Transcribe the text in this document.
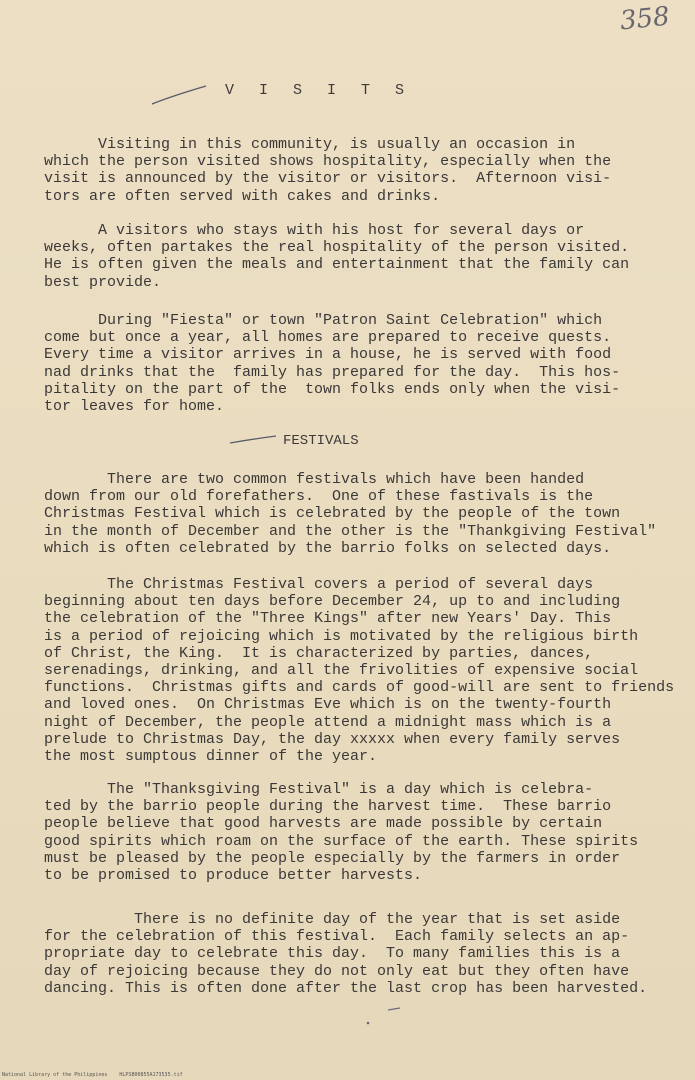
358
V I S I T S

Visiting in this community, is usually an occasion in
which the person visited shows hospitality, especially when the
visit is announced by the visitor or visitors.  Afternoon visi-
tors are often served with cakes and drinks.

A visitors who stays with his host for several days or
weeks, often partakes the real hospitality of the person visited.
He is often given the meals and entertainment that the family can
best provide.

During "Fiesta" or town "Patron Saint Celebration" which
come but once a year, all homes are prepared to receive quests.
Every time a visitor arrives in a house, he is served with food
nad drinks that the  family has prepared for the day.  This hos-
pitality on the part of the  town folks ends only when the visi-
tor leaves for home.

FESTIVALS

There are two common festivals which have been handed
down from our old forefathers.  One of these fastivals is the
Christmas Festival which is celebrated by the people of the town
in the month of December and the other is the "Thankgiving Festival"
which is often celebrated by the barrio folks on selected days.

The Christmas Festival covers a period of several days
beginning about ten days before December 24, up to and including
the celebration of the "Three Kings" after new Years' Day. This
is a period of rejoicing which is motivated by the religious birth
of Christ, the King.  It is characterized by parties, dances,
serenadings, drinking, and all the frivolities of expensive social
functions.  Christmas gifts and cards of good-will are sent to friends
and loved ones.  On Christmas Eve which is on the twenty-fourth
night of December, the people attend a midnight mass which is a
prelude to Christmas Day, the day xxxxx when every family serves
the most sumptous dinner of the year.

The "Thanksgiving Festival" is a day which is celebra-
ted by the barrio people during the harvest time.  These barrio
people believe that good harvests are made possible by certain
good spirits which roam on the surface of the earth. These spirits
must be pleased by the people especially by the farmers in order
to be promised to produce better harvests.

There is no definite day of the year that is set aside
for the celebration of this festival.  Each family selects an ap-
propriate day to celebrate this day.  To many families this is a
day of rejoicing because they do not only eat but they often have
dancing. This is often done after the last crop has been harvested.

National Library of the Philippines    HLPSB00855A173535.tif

—————

* _PROBLEM STATEMENT_
Set down all the data again exactly as above, pictures excluded.

* _RESULT OF THE TASK_
Transcribe the text in this document.
358
V I S I T S

Visiting in this community, is usually an occasion in
which the person visited shows hospitality, especially when the
visit is announced by the visitor or visitors.  Afternoon visi-
tors are often served with cakes and drinks.

A visitors who stays with his host for several days or
weeks, often partakes the real hospitality of the person visited.
He is often given the meals and entertainment that the family can
best provide.

During "Fiesta" or town "Patron Saint Celebration" which
come but once a year, all homes are prepared to receive quests.
Every time a visitor arrives in a house, he is served with food
nad drinks that the  family has prepared for the day.  This hos-
pitality on the part of the  town folks ends only when the visi-
tor leaves for home.

FESTIVALS

There are two common festivals which have been handed
down from our old forefathers.  One of these fastivals is the
Christmas Festival which is celebrated by the people of the town
in the month of December and the other is the "Thankgiving Festival"
which is often celebrated by the barrio folks on selected days.

The Christmas Festival covers a period of several days
beginning about ten days before December 24, up to and including
the celebration of the "Three Kings" after new Years' Day. This
is a period of rejoicing which is motivated by the religious birth
of Christ, the King.  It is characterized by parties, dances,
serenadings, drinking, and all the frivolities of expensive social
functions.  Christmas gifts and cards of good-will are sent to friends
and loved ones.  On Christmas Eve which is on the twenty-fourth
night of December, the people attend a midnight mass which is a
prelude to Christmas Day, the day xxxxx when every family serves
the most sumptous dinner of the year.

The "Thanksgiving Festival" is a day which is celebra-
ted by the barrio people during the harvest time.  These barrio
people believe that good harvests are made possible by certain
good spirits which roam on the surface of the earth. These spirits
must be pleased by the people especially by the farmers in order
to be promised to produce better harvests.

There is no definite day of the year that is set aside
for the celebration of this festival.  Each family selects an ap-
propriate day to celebrate this day.  To many families this is a
day of rejoicing because they do not only eat but they often have
dancing. This is often done after the last crop has been harvested.

National Library of the Philippines    HLPSB00855A173535.tif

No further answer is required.